Posted by
flagwaver on Monday, August 17, 2009 9:16:37 AM
Liberals come in all shapes and sizes, from the anti-nuclear power protestors to the Code Pink crowd. They have many individual concerns that fire their political passions, but there is always an underlying philosophy that unites them, no matter their personal political projects. Because at heart, liberals all believe in the same thing; government should strive to meet al of the needs of the people from cradle to grave, no matter whether or not there is any actual authority for the government to do so. And when push comes to shove liberals recognize that they all need one another in order to achieve the big government goals they have set for the nation. It is rare to see liberals divided over matters of ideology and even rarer to see even the most contrarian liberals culled from the left wing flock.
Conservatives like to look on liberals and say that they are disjointed, or just a loose amalgam of different pressure groups seeking political power in order to serve their specific ends. That is very true of the Democratic Party in general, as well as the GOP, but what we often miss is the fact that liberals almost always unite when the need arises. Look at the current healthcare debate as a prime example; nearly any plan that is passed will eventually have negative impacts on union members and their healthcare plans. Yet the unions have set aside, for the most part, their individual concerns to push for President Obama’s plan in a show of liberal unity. And it is this type of unity that allows the liberals to carry the day on so many important political and policy fights in the country; they will stick together through thick and thin.
On the conservative side, however, that unity does not seem to exist. When people look at the conservative side of the aisle, they do not see a movement made up of people pulling together to reach a single destination. What they see instead is a much fractured group that can hardly stop bickering long enough to even make a show of opposing the left wing agenda being promulgated by the current presidential administration. “National defense conservatives” are at odds with “paleoconservatives” over national defense strategy, while “border security conservatives” clash with “free market conservatives” over whether we need secure borders or a steady stream of sla…uh…cheap labor. And it seems that every other conservative faction seems to have a bone to pick with the “religious conservatives”, who by the way, seem to always bear the blame for the electoral failures of the GOP. The ultimate unity of purpose that is found on the liberal side of the spectrum just seems to be missing from the conservative side.

- _TASK SET_:
- 1) Reproduce word for word the portion of the post on liberal and conservative unity starting at "Conservatives like to" and ending at "thick and thin.".
- 2) In the post on liberal and conservative unity, which conservative faction is said to always bear the blame for the electoral failures of the GOP?

Dataset entries:
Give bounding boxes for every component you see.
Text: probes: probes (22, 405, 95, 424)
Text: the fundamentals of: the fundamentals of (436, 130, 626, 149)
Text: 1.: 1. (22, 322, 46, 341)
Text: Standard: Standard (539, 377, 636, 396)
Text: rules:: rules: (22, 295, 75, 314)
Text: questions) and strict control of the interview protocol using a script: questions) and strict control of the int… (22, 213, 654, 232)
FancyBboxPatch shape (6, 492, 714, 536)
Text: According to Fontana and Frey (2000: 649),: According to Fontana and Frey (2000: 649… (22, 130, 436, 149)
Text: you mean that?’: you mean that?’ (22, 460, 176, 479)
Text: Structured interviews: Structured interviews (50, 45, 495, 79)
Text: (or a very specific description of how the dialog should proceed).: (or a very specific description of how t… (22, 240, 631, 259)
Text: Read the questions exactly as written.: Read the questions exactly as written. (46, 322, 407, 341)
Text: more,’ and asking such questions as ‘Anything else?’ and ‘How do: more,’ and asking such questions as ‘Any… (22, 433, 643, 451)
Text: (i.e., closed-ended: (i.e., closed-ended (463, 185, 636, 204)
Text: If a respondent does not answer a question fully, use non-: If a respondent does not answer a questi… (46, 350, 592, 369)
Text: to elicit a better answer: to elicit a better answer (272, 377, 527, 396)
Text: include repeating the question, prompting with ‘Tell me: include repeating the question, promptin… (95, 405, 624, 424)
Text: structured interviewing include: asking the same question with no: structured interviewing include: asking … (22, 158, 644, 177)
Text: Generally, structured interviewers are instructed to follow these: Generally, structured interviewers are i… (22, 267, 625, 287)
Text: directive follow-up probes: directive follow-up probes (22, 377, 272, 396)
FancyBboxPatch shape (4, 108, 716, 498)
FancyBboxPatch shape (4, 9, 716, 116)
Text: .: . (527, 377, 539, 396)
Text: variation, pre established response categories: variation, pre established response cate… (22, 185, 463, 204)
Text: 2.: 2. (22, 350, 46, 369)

- _SOLUTIONS TO THE EXERCISE_:
- 1)
Conservatives like to look on liberals and say that they are disjointed, or just a loose amalgam of different pressure groups seeking political power in order to serve their specific ends. That is very true of the Democratic Party in general, as well as the GOP, but what we often miss is the fact that liberals almost always unite when the need arises. Look at the current healthcare debate as a prime example; nearly any plan that is passed will eventually have negative impacts on union members and their healthcare plans. Yet the unions have set aside, for the most part, their individual concerns to push for President Obama’s plan in a show of liberal unity. And it is this type of unity that allows the liberals to carry the day on so many important political and policy fights in the country; they will stick together through thick and thin.

- 2) The "religious conservatives."